Exercise prompt
Show all lines holding the string "청구원인".

-- Begin Materials provided --

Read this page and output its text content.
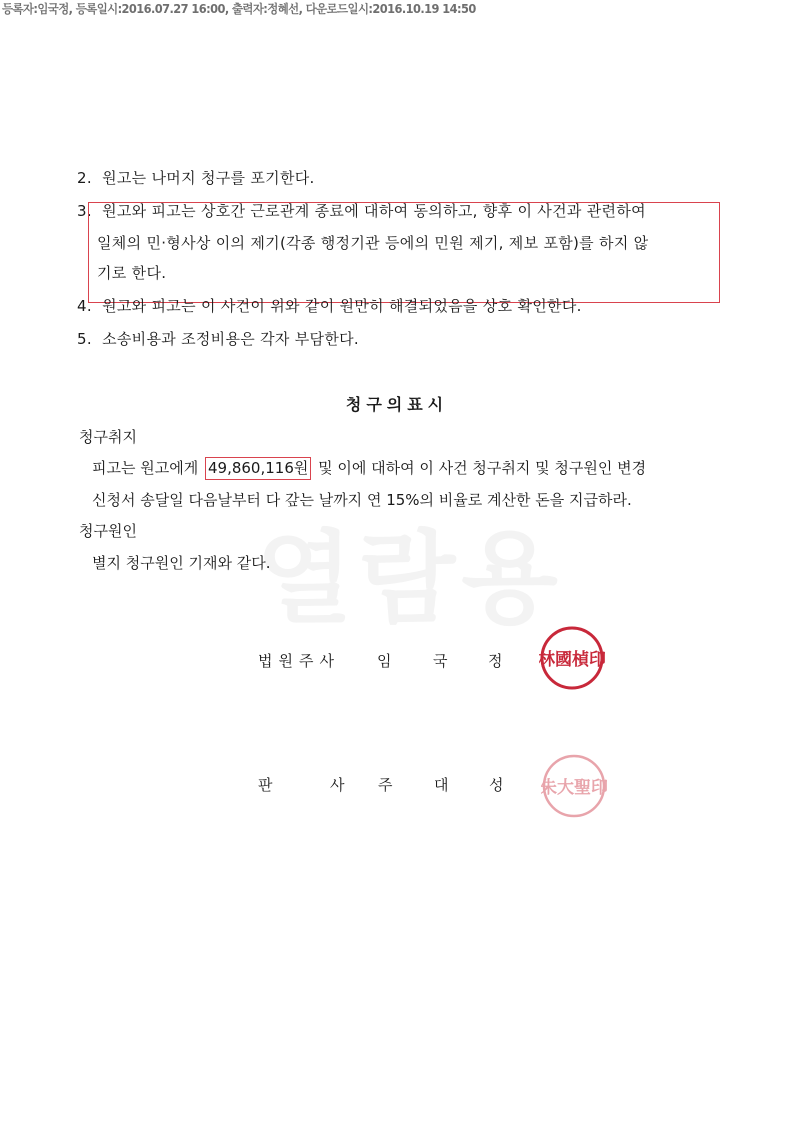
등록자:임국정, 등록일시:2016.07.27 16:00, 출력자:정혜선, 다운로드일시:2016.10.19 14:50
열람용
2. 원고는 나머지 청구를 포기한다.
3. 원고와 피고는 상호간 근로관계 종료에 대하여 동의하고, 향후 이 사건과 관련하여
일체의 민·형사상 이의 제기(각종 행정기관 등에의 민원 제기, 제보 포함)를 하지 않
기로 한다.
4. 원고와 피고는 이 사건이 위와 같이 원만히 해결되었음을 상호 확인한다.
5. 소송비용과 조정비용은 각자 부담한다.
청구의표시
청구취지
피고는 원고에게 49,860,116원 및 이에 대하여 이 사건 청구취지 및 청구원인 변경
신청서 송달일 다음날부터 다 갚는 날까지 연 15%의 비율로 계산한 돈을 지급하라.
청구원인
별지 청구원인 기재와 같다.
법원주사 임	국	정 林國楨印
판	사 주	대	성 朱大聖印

-- End Materials provided --

Task output
피고는 원고에게 49,860,116원 및 이에 대하여 이 사건 청구취지 및 청구원인 변경
청구원인
별지 청구원인 기재와 같다.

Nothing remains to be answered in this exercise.